- **LISTED RECORDS**:

***

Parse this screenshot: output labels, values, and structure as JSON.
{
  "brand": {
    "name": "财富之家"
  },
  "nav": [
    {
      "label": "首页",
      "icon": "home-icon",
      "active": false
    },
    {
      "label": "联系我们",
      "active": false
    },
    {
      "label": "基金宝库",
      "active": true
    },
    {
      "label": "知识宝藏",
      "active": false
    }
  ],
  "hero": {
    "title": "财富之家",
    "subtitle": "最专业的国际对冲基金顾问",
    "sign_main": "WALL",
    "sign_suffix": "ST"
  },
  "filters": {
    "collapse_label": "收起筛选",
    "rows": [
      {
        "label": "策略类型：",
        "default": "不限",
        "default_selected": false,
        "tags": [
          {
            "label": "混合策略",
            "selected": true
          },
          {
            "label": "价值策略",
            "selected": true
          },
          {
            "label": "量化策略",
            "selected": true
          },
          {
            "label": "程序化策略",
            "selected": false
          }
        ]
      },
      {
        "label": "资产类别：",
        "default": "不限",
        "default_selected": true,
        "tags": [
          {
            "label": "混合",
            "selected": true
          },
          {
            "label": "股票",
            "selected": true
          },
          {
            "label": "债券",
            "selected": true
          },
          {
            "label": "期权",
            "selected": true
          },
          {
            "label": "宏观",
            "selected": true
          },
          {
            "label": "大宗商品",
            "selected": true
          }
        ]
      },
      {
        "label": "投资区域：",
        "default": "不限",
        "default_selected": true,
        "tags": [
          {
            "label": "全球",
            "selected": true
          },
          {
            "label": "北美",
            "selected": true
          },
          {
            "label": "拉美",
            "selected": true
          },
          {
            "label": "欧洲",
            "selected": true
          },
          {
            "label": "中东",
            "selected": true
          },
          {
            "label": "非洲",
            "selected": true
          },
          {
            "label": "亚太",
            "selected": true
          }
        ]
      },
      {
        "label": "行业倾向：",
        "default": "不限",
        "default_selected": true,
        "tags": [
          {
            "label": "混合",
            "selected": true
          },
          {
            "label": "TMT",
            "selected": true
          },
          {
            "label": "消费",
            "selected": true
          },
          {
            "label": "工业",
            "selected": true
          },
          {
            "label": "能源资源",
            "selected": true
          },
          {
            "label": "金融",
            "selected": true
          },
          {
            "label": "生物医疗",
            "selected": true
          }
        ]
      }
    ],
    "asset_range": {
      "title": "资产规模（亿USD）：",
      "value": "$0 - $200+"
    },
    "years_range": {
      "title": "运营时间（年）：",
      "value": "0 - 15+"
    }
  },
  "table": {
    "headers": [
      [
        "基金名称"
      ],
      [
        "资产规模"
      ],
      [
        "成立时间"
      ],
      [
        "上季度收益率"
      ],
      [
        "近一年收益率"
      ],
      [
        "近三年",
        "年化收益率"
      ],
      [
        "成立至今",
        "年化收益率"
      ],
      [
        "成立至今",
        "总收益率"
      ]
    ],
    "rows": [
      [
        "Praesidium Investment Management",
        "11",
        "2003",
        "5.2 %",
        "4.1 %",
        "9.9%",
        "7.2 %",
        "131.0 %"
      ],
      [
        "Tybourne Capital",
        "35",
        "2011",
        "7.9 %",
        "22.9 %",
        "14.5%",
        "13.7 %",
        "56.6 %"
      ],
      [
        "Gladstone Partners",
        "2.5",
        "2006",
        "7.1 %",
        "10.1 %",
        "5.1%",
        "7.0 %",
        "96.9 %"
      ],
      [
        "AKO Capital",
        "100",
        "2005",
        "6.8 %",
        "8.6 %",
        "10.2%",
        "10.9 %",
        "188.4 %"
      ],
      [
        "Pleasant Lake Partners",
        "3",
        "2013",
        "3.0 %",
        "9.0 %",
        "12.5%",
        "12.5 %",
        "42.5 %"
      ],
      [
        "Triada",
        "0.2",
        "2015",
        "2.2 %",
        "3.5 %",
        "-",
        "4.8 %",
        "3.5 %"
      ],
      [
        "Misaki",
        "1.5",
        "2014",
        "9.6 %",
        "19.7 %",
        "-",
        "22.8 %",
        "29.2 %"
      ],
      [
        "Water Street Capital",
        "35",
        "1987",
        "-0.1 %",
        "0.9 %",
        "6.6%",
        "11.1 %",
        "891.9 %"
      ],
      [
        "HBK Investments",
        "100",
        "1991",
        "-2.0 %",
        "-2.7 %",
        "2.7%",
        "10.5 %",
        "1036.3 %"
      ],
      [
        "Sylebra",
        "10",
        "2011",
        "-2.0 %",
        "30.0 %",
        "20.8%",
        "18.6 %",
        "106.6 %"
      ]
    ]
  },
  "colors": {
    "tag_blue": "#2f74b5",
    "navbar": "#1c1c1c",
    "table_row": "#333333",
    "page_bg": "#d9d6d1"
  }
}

***

- **GOAL OF THE EXERCISE**: Print out every entry, keeping each one exact.

- **THE RESPONSE**:
Parse this screenshot: output labels, values, and structure as JSON.
{
  "brand": {
    "name": "财富之家"
  },
  "nav": [
    {
      "label": "首页",
      "icon": "home-icon",
      "active": false
    },
    {
      "label": "联系我们",
      "active": false
    },
    {
      "label": "基金宝库",
      "active": true
    },
    {
      "label": "知识宝藏",
      "active": false
    }
  ],
  "hero": {
    "title": "财富之家",
    "subtitle": "最专业的国际对冲基金顾问",
    "sign_main": "WALL",
    "sign_suffix": "ST"
  },
  "filters": {
    "collapse_label": "收起筛选",
    "rows": [
      {
        "label": "策略类型：",
        "default": "不限",
        "default_selected": false,
        "tags": [
          {
            "label": "混合策略",
            "selected": true
          },
          {
            "label": "价值策略",
            "selected": true
          },
          {
            "label": "量化策略",
            "selected": true
          },
          {
            "label": "程序化策略",
            "selected": false
          }
        ]
      },
      {
        "label": "资产类别：",
        "default": "不限",
        "default_selected": true,
        "tags": [
          {
            "label": "混合",
            "selected": true
          },
          {
            "label": "股票",
            "selected": true
          },
          {
            "label": "债券",
            "selected": true
          },
          {
            "label": "期权",
            "selected": true
          },
          {
            "label": "宏观",
            "selected": true
          },
          {
            "label": "大宗商品",
            "selected": true
          }
        ]
      },
      {
        "label": "投资区域：",
        "default": "不限",
        "default_selected": true,
        "tags": [
          {
            "label": "全球",
            "selected": true
          },
          {
            "label": "北美",
            "selected": true
          },
          {
            "label": "拉美",
            "selected": true
          },
          {
            "label": "欧洲",
            "selected": true
          },
          {
            "label": "中东",
            "selected": true
          },
          {
            "label": "非洲",
            "selected": true
          },
          {
            "label": "亚太",
            "selected": true
          }
        ]
      },
      {
        "label": "行业倾向：",
        "default": "不限",
        "default_selected": true,
        "tags": [
          {
            "label": "混合",
            "selected": true
          },
          {
            "label": "TMT",
            "selected": true
          },
          {
            "label": "消费",
            "selected": true
          },
          {
            "label": "工业",
            "selected": true
          },
          {
            "label": "能源资源",
            "selected": true
          },
          {
            "label": "金融",
            "selected": true
          },
          {
            "label": "生物医疗",
            "selected": true
          }
        ]
      }
    ],
    "asset_range": {
      "title": "资产规模（亿USD）：",
      "value": "$0 - $200+"
    },
    "years_range": {
      "title": "运营时间（年）：",
      "value": "0 - 15+"
    }
  },
  "table": {
    "headers": [
      [
        "基金名称"
      ],
      [
        "资产规模"
      ],
      [
        "成立时间"
      ],
      [
        "上季度收益率"
      ],
      [
        "近一年收益率"
      ],
      [
        "近三年",
        "年化收益率"
      ],
      [
        "成立至今",
        "年化收益率"
      ],
      [
        "成立至今",
        "总收益率"
      ]
    ],
    "rows": [
      [
        "Praesidium Investment Management",
        "11",
        "2003",
        "5.2 %",
        "4.1 %",
        "9.9%",
        "7.2 %",
        "131.0 %"
      ],
      [
        "Tybourne Capital",
        "35",
        "2011",
        "7.9 %",
        "22.9 %",
        "14.5%",
        "13.7 %",
        "56.6 %"
      ],
      [
        "Gladstone Partners",
        "2.5",
        "2006",
        "7.1 %",
        "10.1 %",
        "5.1%",
        "7.0 %",
        "96.9 %"
      ],
      [
        "AKO Capital",
        "100",
        "2005",
        "6.8 %",
        "8.6 %",
        "10.2%",
        "10.9 %",
        "188.4 %"
      ],
      [
        "Pleasant Lake Partners",
        "3",
        "2013",
        "3.0 %",
        "9.0 %",
        "12.5%",
        "12.5 %",
        "42.5 %"
      ],
      [
        "Triada",
        "0.2",
        "2015",
        "2.2 %",
        "3.5 %",
        "-",
        "4.8 %",
        "3.5 %"
      ],
      [
        "Misaki",
        "1.5",
        "2014",
        "9.6 %",
        "19.7 %",
        "-",
        "22.8 %",
        "29.2 %"
      ],
      [
        "Water Street Capital",
        "35",
        "1987",
        "-0.1 %",
        "0.9 %",
        "6.6%",
        "11.1 %",
        "891.9 %"
      ],
      [
        "HBK Investments",
        "100",
        "1991",
        "-2.0 %",
        "-2.7 %",
        "2.7%",
        "10.5 %",
        "1036.3 %"
      ],
      [
        "Sylebra",
        "10",
        "2011",
        "-2.0 %",
        "30.0 %",
        "20.8%",
        "18.6 %",
        "106.6 %"
      ]
    ]
  },
  "colors": {
    "tag_blue": "#2f74b5",
    "navbar": "#1c1c1c",
    "table_row": "#333333",
    "page_bg": "#d9d6d1"
  }
}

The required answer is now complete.